Write every record out again exactly, and keep images out of it.

* START The input *

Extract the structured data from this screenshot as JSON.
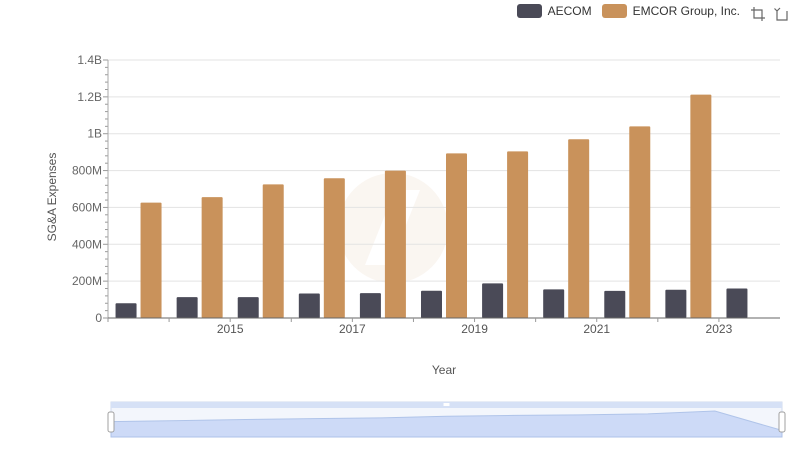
{
  "legend": {
    "items": [
      {
        "name": "AECOM",
        "color": "#4a4a57"
      },
      {
        "name": "EMCOR Group, Inc.",
        "color": "#c9925b"
      }
    ]
  },
  "toolbox": {
    "icons": [
      "zoom-icon",
      "restore-icon"
    ]
  },
  "chart_data": {
    "type": "bar",
    "x": [
      2014,
      2015,
      2016,
      2017,
      2018,
      2019,
      2020,
      2021,
      2022,
      2023,
      2024
    ],
    "xticks": [
      "2015",
      "2017",
      "2019",
      "2021",
      "2023"
    ],
    "xlabel": "Year",
    "ylabel": "SG&A Expenses",
    "ylim": [
      0,
      1400000000
    ],
    "yticks": [
      {
        "v": 0,
        "label": "0"
      },
      {
        "v": 200000000,
        "label": "200M"
      },
      {
        "v": 400000000,
        "label": "400M"
      },
      {
        "v": 600000000,
        "label": "600M"
      },
      {
        "v": 800000000,
        "label": "800M"
      },
      {
        "v": 1000000000,
        "label": "1B"
      },
      {
        "v": 1200000000,
        "label": "1.2B"
      },
      {
        "v": 1400000000,
        "label": "1.4B"
      }
    ],
    "grid": true,
    "legend_position": "top-right",
    "series": [
      {
        "name": "AECOM",
        "color": "#4a4a57",
        "values": [
          80000000,
          113000000,
          113000000,
          133000000,
          135000000,
          148000000,
          188000000,
          155000000,
          147000000,
          153000000,
          160000000
        ]
      },
      {
        "name": "EMCOR Group, Inc.",
        "color": "#c9925b",
        "values": [
          626000000,
          656000000,
          725000000,
          758000000,
          800000000,
          893000000,
          904000000,
          970000000,
          1040000000,
          1212000000,
          null
        ]
      }
    ]
  }
}
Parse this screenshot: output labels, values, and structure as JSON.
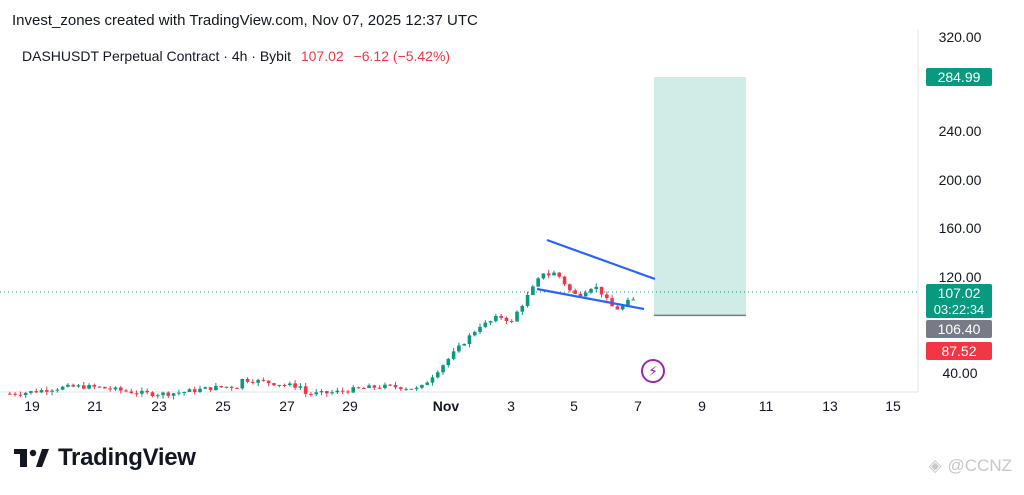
{
  "header": {
    "text": "Invest_zones created with TradingView.com, Nov 07, 2025 12:37 UTC"
  },
  "legend": {
    "symbol": "DASHUSDT Perpetual Contract · 4h · Bybit",
    "price": "107.02",
    "change": "−6.12 (−5.42%)"
  },
  "icons": {
    "alert": "lightning-bolt-icon",
    "logo": "tradingview-logo-icon",
    "watermark": "binance-square-icon"
  },
  "branding": {
    "logo_text": "TradingView",
    "watermark_text": "@CCNZ"
  },
  "colors": {
    "up": "#089981",
    "down": "#f23645",
    "wedge": "#2962ff",
    "target_fill": "#cfece6",
    "stop_fill": "#fbd7dc"
  },
  "chart_data": {
    "type": "candlestick",
    "title": "DASHUSDT Perpetual Contract · 4h · Bybit",
    "x_ticks": [
      "19",
      "21",
      "23",
      "25",
      "27",
      "29",
      "Nov",
      "3",
      "5",
      "7",
      "9",
      "11",
      "13",
      "15"
    ],
    "y_ticks": [
      "320.00",
      "240.00",
      "200.00",
      "160.00",
      "120.00",
      "40.00"
    ],
    "ylim": [
      30,
      330
    ],
    "current_price": 107.02,
    "countdown": "03:22:34",
    "price_labels": [
      {
        "value": 284.99,
        "text": "284.99",
        "color": "#089981"
      },
      {
        "value": 107.02,
        "text": "107.02",
        "color": "#089981"
      },
      {
        "value": 106.4,
        "text": "106.40",
        "color": "#787b86"
      },
      {
        "value": 87.52,
        "text": "87.52",
        "color": "#f23645"
      }
    ],
    "position": {
      "entry": 106.4,
      "target": 284.99,
      "stop": 87.52
    },
    "wedge": {
      "upper": [
        {
          "day": 4.2,
          "price": 151
        },
        {
          "day": 7.6,
          "price": 119
        }
      ],
      "lower": [
        {
          "day": 3.8,
          "price": 112
        },
        {
          "day": 7.2,
          "price": 94
        }
      ]
    },
    "candles_summary": "4h candles from Oct 18 to Nov 7; price ~45 until Oct 31, rally to ~150 on Nov 4, falling wedge to 107"
  }
}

* END The input *

## Answer
Extract the structured data from this screenshot as JSON.
{
  "legend": {
    "items": [
      {
        "name": "AECOM",
        "color": "#4a4a57"
      },
      {
        "name": "EMCOR Group, Inc.",
        "color": "#c9925b"
      }
    ]
  },
  "toolbox": {
    "icons": [
      "zoom-icon",
      "restore-icon"
    ]
  },
  "chart_data": {
    "type": "bar",
    "x": [
      2014,
      2015,
      2016,
      2017,
      2018,
      2019,
      2020,
      2021,
      2022,
      2023,
      2024
    ],
    "xticks": [
      "2015",
      "2017",
      "2019",
      "2021",
      "2023"
    ],
    "xlabel": "Year",
    "ylabel": "SG&A Expenses",
    "ylim": [
      0,
      1400000000
    ],
    "yticks": [
      {
        "v": 0,
        "label": "0"
      },
      {
        "v": 200000000,
        "label": "200M"
      },
      {
        "v": 400000000,
        "label": "400M"
      },
      {
        "v": 600000000,
        "label": "600M"
      },
      {
        "v": 800000000,
        "label": "800M"
      },
      {
        "v": 1000000000,
        "label": "1B"
      },
      {
        "v": 1200000000,
        "label": "1.2B"
      },
      {
        "v": 1400000000,
        "label": "1.4B"
      }
    ],
    "grid": true,
    "legend_position": "top-right",
    "series": [
      {
        "name": "AECOM",
        "color": "#4a4a57",
        "values": [
          80000000,
          113000000,
          113000000,
          133000000,
          135000000,
          148000000,
          188000000,
          155000000,
          147000000,
          153000000,
          160000000
        ]
      },
      {
        "name": "EMCOR Group, Inc.",
        "color": "#c9925b",
        "values": [
          626000000,
          656000000,
          725000000,
          758000000,
          800000000,
          893000000,
          904000000,
          970000000,
          1040000000,
          1212000000,
          null
        ]
      }
    ]
  }
}
Parse this screenshot: output labels, values, and structure as JSON.
{
  "header": {
    "text": "Invest_zones created with TradingView.com, Nov 07, 2025 12:37 UTC"
  },
  "legend": {
    "symbol": "DASHUSDT Perpetual Contract · 4h · Bybit",
    "price": "107.02",
    "change": "−6.12 (−5.42%)"
  },
  "icons": {
    "alert": "lightning-bolt-icon",
    "logo": "tradingview-logo-icon",
    "watermark": "binance-square-icon"
  },
  "branding": {
    "logo_text": "TradingView",
    "watermark_text": "@CCNZ"
  },
  "colors": {
    "up": "#089981",
    "down": "#f23645",
    "wedge": "#2962ff",
    "target_fill": "#cfece6",
    "stop_fill": "#fbd7dc"
  },
  "chart_data": {
    "type": "candlestick",
    "title": "DASHUSDT Perpetual Contract · 4h · Bybit",
    "x_ticks": [
      "19",
      "21",
      "23",
      "25",
      "27",
      "29",
      "Nov",
      "3",
      "5",
      "7",
      "9",
      "11",
      "13",
      "15"
    ],
    "y_ticks": [
      "320.00",
      "240.00",
      "200.00",
      "160.00",
      "120.00",
      "40.00"
    ],
    "ylim": [
      30,
      330
    ],
    "current_price": 107.02,
    "countdown": "03:22:34",
    "price_labels": [
      {
        "value": 284.99,
        "text": "284.99",
        "color": "#089981"
      },
      {
        "value": 107.02,
        "text": "107.02",
        "color": "#089981"
      },
      {
        "value": 106.4,
        "text": "106.40",
        "color": "#787b86"
      },
      {
        "value": 87.52,
        "text": "87.52",
        "color": "#f23645"
      }
    ],
    "position": {
      "entry": 106.4,
      "target": 284.99,
      "stop": 87.52
    },
    "wedge": {
      "upper": [
        {
          "day": 4.2,
          "price": 151
        },
        {
          "day": 7.6,
          "price": 119
        }
      ],
      "lower": [
        {
          "day": 3.8,
          "price": 112
        },
        {
          "day": 7.2,
          "price": 94
        }
      ]
    },
    "candles_summary": "4h candles from Oct 18 to Nov 7; price ~45 until Oct 31, rally to ~150 on Nov 4, falling wedge to 107"
  }
}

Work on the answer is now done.